CONSIGNES RÉDIGÉES:
1. Résumez en deux phrases le texte sur la chocolaterie Matte.
2. D’après le texte sur la chocolaterie Matte, quelle quantité de chocolat l’atelier de la rue Saint-Louis produisait-il chaque jour ?

EXTRAIT CHOISI:
══════════════════════════════

À l’approche de Noël, lorsque les rues se parent de lumières scintillantes et les marchés de Noël, du parfum si agréable des vins chauds, épices et chocolat, il est difficile pour le gourmand que je suis de ne pas vous rappeler l’histoire d’une maison montpelliéraine de chocolat artisanal, la célèbre chocolaterie Matte.

Source : Interencheres, vente du 8 avril 2021,
étude Mirabaud et Mercier, à Paris
Du parfum enivrant des fèves de cacao à l’effervescence publicitaire portée par un slogan inoubliable, les chocolats Matte occupent encore aujourd’hui une place de choix dans la légende locale. En effet, pendant cent quarante ans, de 1820 à 1960, les effluves qui s’extrayaient des hautes cheminées de cette usine si célèbre ont bercé la mémoire de Montpellier, et plus encore celle des habitants du quartier des Arceaux.

Source : F. Bertrand
Alors laissez-moi vous conduire à la découverte de cette fabrique, réputée autrefois pour ses bonbons au coquelicot et sa mystérieuse « pâte d’escargot », qui est parvenue à imprégner durablement l’âme de la cité montpelliéraine.
Aux origines de la chocolaterie Matte : un héritage familial

L’histoire de la chocolaterie Matte remonte à 1820, lorsqu’un certain Pascal-Jacques Matte, héritier d’une famille qui s’était illustrée dans l’art de la parfumerie, décide de fonder son atelier dans la rue Saint-Louis. Située entre les Arceaux et l’actuel Cours Gambetta, cette artère passante voit naître chaque jour quelque 700 kilos de chocolat artisanal. À cette époque, la production n’est certes pas encore colossale, mais elle suffit à attiser la curiosité des premiers gourmets de Montpellier.

══════════════════════════════

EXTRAIT DE DONNÉES:
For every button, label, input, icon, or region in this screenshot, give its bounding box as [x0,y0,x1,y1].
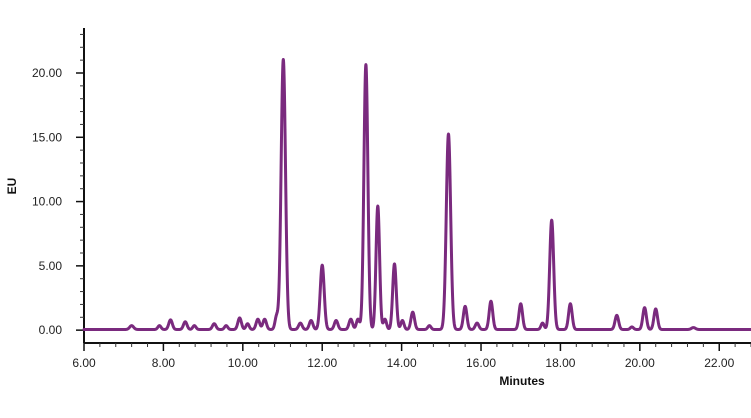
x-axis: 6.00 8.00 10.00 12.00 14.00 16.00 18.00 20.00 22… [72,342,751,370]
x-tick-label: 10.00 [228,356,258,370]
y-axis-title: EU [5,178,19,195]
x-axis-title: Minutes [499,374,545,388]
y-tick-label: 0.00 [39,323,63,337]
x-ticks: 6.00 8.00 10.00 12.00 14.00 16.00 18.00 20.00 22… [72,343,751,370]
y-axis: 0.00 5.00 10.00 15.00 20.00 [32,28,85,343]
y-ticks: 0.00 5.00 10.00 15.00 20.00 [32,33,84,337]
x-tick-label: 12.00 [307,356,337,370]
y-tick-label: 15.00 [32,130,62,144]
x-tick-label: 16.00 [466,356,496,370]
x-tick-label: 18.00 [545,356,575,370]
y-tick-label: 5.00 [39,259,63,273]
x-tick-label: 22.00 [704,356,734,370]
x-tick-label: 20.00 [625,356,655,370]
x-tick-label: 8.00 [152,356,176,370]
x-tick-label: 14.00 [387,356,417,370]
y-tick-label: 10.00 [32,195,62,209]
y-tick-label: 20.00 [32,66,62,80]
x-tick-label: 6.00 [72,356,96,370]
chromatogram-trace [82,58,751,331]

══════════════════════════════

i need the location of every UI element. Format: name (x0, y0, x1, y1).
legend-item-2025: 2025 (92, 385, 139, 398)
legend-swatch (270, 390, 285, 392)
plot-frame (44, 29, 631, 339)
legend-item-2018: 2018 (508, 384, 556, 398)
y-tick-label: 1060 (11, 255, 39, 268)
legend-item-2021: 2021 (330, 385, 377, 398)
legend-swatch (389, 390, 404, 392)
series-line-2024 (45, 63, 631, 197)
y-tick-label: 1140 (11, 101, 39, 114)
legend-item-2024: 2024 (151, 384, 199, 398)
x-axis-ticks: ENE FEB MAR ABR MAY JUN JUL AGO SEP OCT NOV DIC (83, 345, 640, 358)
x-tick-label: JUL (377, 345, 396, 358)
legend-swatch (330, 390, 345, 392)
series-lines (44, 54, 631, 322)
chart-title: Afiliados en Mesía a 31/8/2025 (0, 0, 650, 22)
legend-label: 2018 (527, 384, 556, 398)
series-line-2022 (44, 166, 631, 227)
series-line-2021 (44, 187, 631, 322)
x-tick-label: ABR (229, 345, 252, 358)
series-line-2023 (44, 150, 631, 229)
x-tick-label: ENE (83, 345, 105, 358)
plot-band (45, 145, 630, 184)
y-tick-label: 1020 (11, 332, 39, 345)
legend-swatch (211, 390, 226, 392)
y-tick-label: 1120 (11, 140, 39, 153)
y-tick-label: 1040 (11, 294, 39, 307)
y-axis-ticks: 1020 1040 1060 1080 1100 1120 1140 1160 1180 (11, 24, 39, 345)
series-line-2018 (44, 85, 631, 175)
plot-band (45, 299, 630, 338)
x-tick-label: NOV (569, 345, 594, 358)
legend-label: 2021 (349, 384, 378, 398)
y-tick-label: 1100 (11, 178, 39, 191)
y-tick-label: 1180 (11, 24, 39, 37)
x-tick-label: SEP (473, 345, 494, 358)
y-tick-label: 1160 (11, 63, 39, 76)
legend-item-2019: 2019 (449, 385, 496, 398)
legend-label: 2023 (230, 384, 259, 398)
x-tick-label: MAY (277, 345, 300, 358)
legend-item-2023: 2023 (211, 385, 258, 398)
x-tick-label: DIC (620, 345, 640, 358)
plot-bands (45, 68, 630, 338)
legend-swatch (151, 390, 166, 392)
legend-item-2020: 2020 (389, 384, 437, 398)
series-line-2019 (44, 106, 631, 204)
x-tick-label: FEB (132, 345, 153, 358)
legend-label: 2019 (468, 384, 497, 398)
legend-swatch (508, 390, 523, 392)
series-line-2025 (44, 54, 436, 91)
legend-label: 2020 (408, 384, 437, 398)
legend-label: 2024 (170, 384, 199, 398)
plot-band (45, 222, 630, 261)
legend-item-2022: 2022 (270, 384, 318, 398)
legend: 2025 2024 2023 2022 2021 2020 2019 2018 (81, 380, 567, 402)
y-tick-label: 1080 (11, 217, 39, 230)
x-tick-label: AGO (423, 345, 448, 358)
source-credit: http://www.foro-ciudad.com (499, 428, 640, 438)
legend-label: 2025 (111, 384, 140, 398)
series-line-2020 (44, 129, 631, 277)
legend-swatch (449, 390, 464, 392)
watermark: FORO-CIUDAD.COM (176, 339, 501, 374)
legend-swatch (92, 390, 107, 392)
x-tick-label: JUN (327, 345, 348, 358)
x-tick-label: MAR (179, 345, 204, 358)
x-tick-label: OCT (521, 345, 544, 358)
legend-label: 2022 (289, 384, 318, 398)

══════════════════════════════

RÉPONSES ATTENDUES:
1. La chocolaterie Matte, maison montpelliéraine de chocolat artisanal, a marqué Montpellier pendant cent quarante ans, de 1820 à 1960, en particulier le quartier des Arceaux, et était réputée pour ses bonbons au coquelicot et sa « pâte d’escargot ». Elle a été fondée en 1820 rue Saint-Louis par Pascal-Jacques Matte, héritier d’une famille illustrée dans la parfumerie, et son atelier produisait chaque jour quelque 700 kilos de chocolat.

2. Quelque 700 kilos de chocolat artisanal.